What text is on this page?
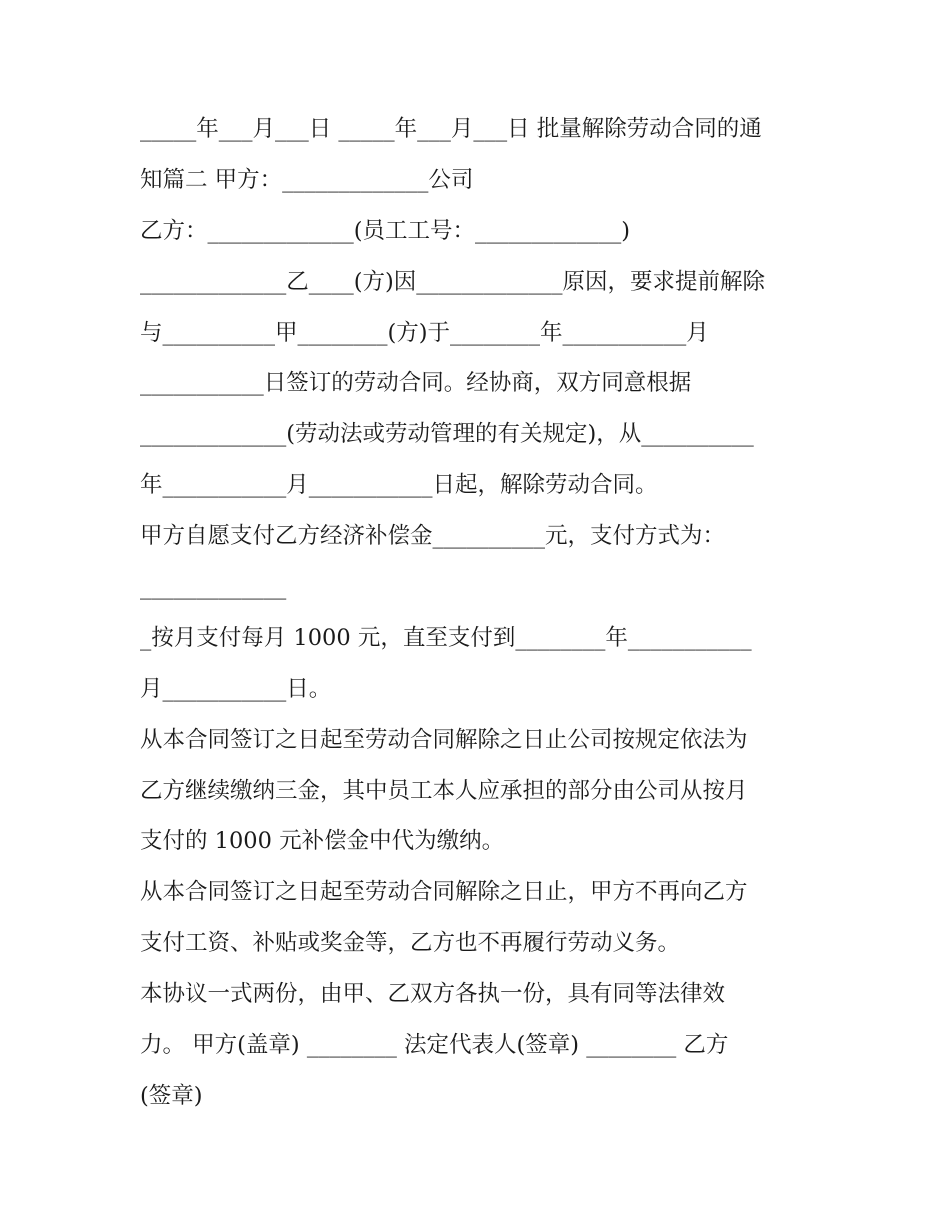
_____年___月___日 _____年___月___日 批量解除劳动合同的通
知篇二 甲方：_____________公司
乙方：_____________(员工工号：_____________)
_____________乙____(方)因_____________原因，要求提前解除
与__________甲________(方)于________年___________月
___________日签订的劳动合同。经协商，双方同意根据
_____________(劳动法或劳动管理的有关规定)，从__________
年___________月___________日起，解除劳动合同。
甲方自愿支付乙方经济补偿金__________元，支付方式为：
_____________
_按月支付每月 1000 元，直至支付到________年___________
月___________日。
从本合同签订之日起至劳动合同解除之日止公司按规定依法为
乙方继续缴纳三金，其中员工本人应承担的部分由公司从按月
支付的 1000 元补偿金中代为缴纳。
从本合同签订之日起至劳动合同解除之日止，甲方不再向乙方
支付工资、补贴或奖金等，乙方也不再履行劳动义务。
本协议一式两份，由甲、乙双方各执一份，具有同等法律效
力。 甲方(盖章) ________ 法定代表人(签章) ________ 乙方
(签章)
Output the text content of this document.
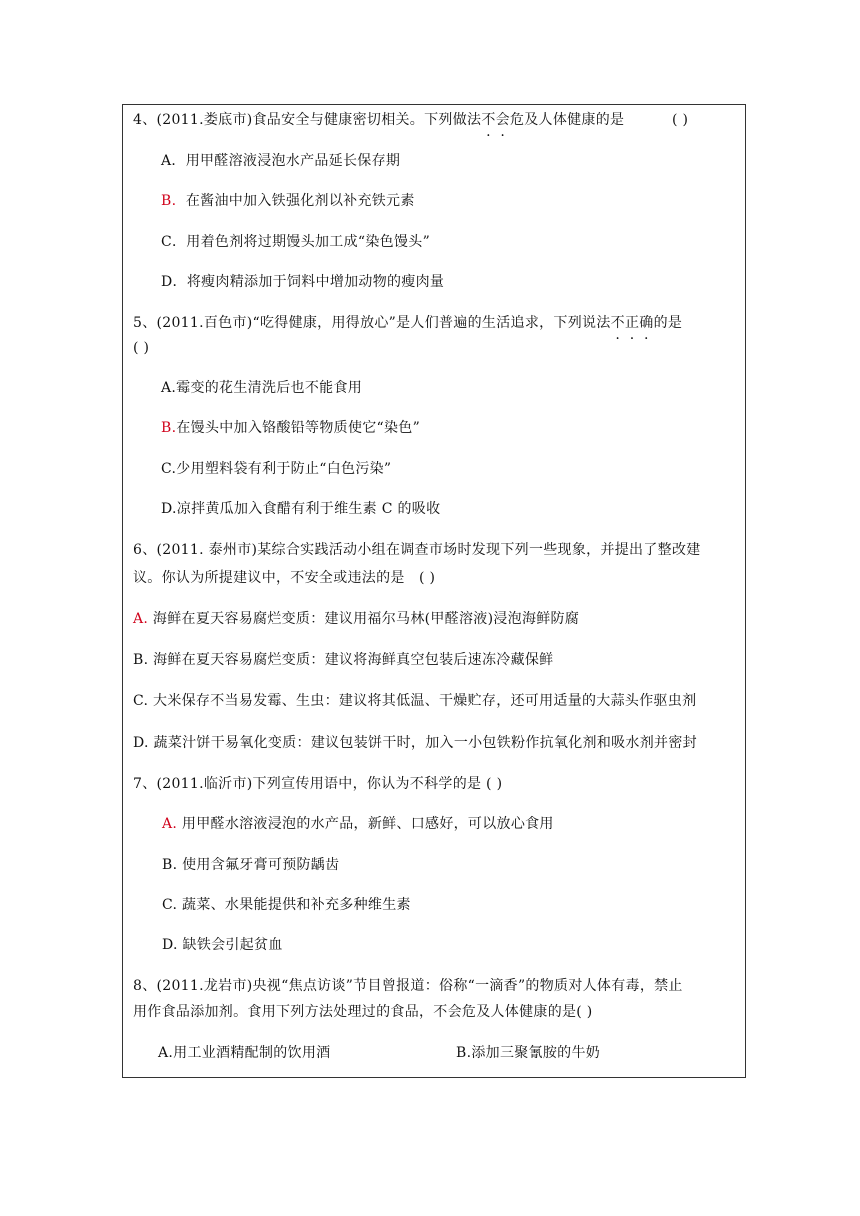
4、(2011.娄底市)食品安全与健康密切相关。下列做法不会危及人体健康的是	( )
A．用甲醛溶液浸泡水产品延长保存期
B. 在酱油中加入铁强化剂以补充铁元素
C．用着色剂将过期馒头加工成“染色馒头”
D．将瘦肉精添加于饲料中增加动物的瘦肉量
5、(2011.百色市)“吃得健康，用得放心”是人们普遍的生活追求，下列说法不正确的是
( )
A.霉变的花生清洗后也不能食用
B.在馒头中加入铬酸铅等物质使它“染色”
C.少用塑料袋有利于防止“白色污染”
D.凉拌黄瓜加入食醋有利于维生素 C 的吸收
6、(2011. 泰州市)某综合实践活动小组在调查市场时发现下列一些现象，并提出了整改建
议。你认为所提建议中，不安全或违法的是　( )
A. 海鲜在夏天容易腐烂变质：建议用福尔马林(甲醛溶液)浸泡海鲜防腐
B. 海鲜在夏天容易腐烂变质：建议将海鲜真空包装后速冻冷藏保鲜
C. 大米保存不当易发霉、生虫：建议将其低温、干燥贮存，还可用适量的大蒜头作驱虫剂
D. 蔬菜汁饼干易氧化变质：建议包装饼干时，加入一小包铁粉作抗氧化剂和吸水剂并密封
7、(2011.临沂市)下列宣传用语中，你认为不科学的是 ( )
A. 用甲醛水溶液浸泡的水产品，新鲜、口感好，可以放心食用
B. 使用含氟牙膏可预防龋齿
C. 蔬菜、水果能提供和补充多种维生素
D. 缺铁会引起贫血
8、(2011.龙岩市)央视“焦点访谈”节目曾报道：俗称“一滴香”的物质对人体有毒，禁止
用作食品添加剂。食用下列方法处理过的食品，不会危及人体健康的是( )
A.用工业酒精配制的饮用酒	B.添加三聚氰胺的牛奶
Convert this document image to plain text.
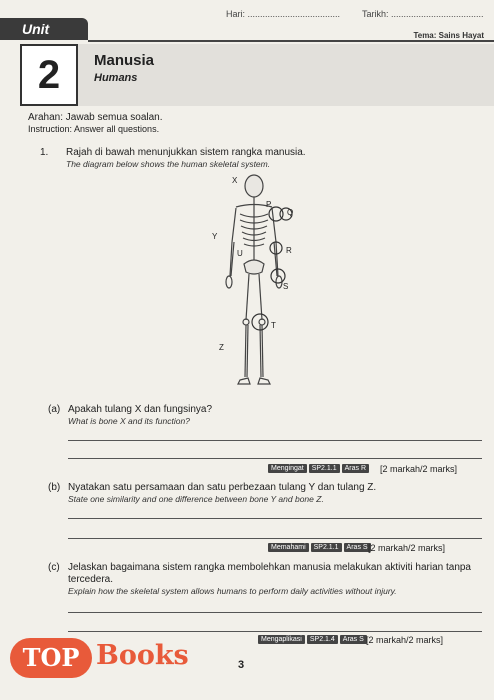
Unit
Hari: ..................................... Tarikh: .....................................
Tema: Sains Hayat
2	Manusia
Humans
Arahan: Jawab semua soalan.
Instruction: Answer all questions.
1. Rajah di bawah menunjukkan sistem rangka manusia.
The diagram below shows the human skeletal system.
X
P
Q
Y
U	R
S
T
Z
(a) Apakah tulang X dan fungsinya?
What is bone X and its function?
Mengingat	SP2.1.1	Aras R	[2 markah/2 marks]
(b) Nyatakan satu persamaan dan satu perbezaan tulang Y dan tulang Z.
State one similarity and one difference between bone Y and bone Z.
Memahami	SP2.1.1	Aras S [2 markah/2 marks]
(c) Jelaskan bagaimana sistem rangka membolehkan manusia melakukan aktiviti harian tanpa tercedera.
Explain how the skeletal system allows humans to perform daily activities without injury.
Mengaplikasi	SP2.1.4	Aras S [2 markah/2 marks]
3
TOP Books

▬▬▬▬▬▬▬▬▬▬

*Direction*:
Check the data for the word "text" and pull out the lines that have it.

*Response*:
What text is on this page?
Output the text content of this document.
Convert this document image to plain text.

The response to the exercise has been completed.